▶ Exercises to complete:
1. Summarize the article on deleting ZTNA tags in two sentences.
2. Extract from the article on deleting ZTNA tags the part that opens with the words containing "Method 2: Log" and closes with "delete the TAG.".
3. Extend the article on deleting ZTNA tags from the point where it stops.

▶ Study text:
This article describes How to delete ZTNA Tags on FortiGate.

FortiGate, EMS v7.0+, v7.2+, 7.4+, 7.6+

FortiGate offers two approaches to deleting ZTNA tags, but the options on the graphical user interface (GUI) are currently degraded while deleting the tags as shown below:

Method 1:  Running the following Commands on FortiGate and removing the tags with the following options.

FGT1-A (global) # diagnose endpoint tags remove-by-
remove-by-sn Remove Dynamic address tags by Serial Number (LEGACY).
remove-by-id Remove Dynamic address tags by EMS ID.
remove-by-name Remove specific tag by EMS ID and name.
remove-by-name-legacy Remove specific tag by Serial Number and name (LEGACY).

Method 2: Log in to EMS, select 'Zero Trust Tags', and select  'Zero Trust Tagging'.

First, delete the tagging rule and then delete the TAG from the EMS.

In the example below, the ZTNA Tag named 'Vulnerable_Devices' will be deleted.

1. Select Vulnerable_Devices and select 'Delete': this deletes the tagging rule, not the tag itself

2.  Select 'Manage Tags' and then delete the TAG.

Saved entries
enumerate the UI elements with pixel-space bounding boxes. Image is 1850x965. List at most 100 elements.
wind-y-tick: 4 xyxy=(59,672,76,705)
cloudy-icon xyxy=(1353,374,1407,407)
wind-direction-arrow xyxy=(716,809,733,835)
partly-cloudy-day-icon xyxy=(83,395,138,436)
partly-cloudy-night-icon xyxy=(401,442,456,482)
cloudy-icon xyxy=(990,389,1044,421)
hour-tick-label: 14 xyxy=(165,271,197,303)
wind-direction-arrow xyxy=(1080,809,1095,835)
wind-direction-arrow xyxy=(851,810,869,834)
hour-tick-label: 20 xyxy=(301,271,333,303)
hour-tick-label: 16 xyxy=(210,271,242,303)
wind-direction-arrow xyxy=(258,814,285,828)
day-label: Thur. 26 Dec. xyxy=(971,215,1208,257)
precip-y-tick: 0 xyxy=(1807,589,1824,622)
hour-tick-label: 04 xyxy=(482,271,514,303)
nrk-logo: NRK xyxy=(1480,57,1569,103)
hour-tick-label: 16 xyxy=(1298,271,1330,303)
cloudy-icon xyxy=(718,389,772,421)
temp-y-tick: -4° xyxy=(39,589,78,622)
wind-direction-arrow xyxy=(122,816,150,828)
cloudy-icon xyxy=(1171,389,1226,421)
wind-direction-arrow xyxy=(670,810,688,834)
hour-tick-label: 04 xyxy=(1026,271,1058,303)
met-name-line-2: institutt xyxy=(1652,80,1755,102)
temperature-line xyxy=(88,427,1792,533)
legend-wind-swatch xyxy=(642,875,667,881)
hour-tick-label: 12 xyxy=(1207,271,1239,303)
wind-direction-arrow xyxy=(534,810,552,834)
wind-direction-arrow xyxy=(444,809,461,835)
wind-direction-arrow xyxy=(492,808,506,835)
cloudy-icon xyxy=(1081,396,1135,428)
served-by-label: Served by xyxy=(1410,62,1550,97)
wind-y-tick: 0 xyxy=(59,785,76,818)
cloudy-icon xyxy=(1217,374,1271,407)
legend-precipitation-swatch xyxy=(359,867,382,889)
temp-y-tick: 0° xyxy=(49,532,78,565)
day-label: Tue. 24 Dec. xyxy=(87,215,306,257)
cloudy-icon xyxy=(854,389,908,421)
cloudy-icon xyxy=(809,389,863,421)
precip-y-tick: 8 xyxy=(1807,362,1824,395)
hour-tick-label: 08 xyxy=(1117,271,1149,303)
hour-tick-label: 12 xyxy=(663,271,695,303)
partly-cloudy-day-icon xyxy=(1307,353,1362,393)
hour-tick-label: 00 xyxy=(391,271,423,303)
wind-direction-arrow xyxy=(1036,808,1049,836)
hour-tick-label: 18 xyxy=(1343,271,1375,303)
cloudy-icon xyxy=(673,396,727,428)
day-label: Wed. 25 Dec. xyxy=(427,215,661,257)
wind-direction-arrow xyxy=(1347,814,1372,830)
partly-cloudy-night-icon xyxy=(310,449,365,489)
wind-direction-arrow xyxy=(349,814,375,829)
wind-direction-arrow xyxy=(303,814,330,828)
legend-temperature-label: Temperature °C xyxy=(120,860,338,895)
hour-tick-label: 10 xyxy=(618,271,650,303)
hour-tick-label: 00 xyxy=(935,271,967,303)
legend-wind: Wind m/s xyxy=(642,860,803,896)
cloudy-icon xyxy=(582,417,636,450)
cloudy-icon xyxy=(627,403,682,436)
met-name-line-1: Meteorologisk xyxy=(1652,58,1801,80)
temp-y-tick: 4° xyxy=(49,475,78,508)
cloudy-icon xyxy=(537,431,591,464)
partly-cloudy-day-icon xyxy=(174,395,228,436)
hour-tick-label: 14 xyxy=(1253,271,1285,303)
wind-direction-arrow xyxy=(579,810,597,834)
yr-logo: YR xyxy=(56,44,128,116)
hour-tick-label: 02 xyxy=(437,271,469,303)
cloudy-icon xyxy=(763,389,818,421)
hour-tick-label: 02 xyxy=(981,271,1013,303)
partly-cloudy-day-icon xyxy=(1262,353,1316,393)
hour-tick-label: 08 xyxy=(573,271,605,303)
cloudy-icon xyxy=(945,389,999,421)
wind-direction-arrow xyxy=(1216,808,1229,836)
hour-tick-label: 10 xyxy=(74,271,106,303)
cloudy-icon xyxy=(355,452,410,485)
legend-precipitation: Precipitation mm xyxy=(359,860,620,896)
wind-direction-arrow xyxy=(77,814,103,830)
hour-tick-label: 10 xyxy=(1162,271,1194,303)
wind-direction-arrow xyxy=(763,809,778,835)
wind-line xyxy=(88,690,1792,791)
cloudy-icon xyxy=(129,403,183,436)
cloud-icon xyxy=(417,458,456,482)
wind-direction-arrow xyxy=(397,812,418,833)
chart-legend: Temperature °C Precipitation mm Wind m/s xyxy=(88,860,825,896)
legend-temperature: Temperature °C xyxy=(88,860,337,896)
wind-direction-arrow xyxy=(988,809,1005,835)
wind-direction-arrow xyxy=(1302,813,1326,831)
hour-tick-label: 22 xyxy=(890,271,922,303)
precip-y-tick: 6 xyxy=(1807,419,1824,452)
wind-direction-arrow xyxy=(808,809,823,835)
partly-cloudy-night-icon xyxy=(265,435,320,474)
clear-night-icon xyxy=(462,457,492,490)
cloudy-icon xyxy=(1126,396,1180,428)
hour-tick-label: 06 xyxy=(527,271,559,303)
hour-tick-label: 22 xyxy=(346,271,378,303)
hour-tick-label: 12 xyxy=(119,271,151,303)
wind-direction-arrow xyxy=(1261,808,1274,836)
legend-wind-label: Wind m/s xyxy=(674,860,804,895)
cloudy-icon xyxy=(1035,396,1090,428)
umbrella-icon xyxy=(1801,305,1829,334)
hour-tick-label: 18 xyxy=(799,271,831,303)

▶ Answers to each task:
1. The article explains two ways to delete ZTNA tags on FortiGate, one of which runs "diagnose endpoint tags remove-by" commands on FortiGate to remove tags by serial number, EMS ID, or name. The other way works in EMS: under Zero Trust Tags and Zero Trust Tagging, you first delete the tagging rule and then delete the tag through Manage Tags.

2.
Method 2: Log in to EMS, select 'Zero Trust Tags', and select  'Zero Trust Tagging'.

First, delete the tagging rule and then delete the TAG from the EMS.

In the example below, the ZTNA Tag named 'Vulnerable_Devices' will be deleted.

1. Select Vulnerable_Devices and select 'Delete': this deletes the tagging rule, not the tag itself

2.  Select 'Manage Tags' and then delete the TAG.

3.
This triggers an API call (notification object-id 12) to FortiGate, which marks the tag 'dirty' and if not referenced anywhere, it will be deleted.

However, if there is no connectivity for the EMS connector, then it will not process that API call.

Additionally, if the EMS connector has been moved to an ID other than the one referenced in the ZTNA tag, it may cause 'orphan' tags.

Re-enabling the EMS Fabric Connector in FortiGate with the same ID as the orphan ZTNA Tag will trigger a sync from EMS to FortiGate, which should remove any stale entries for Tags that have been removed in EMS and are not referenced in FortiGate.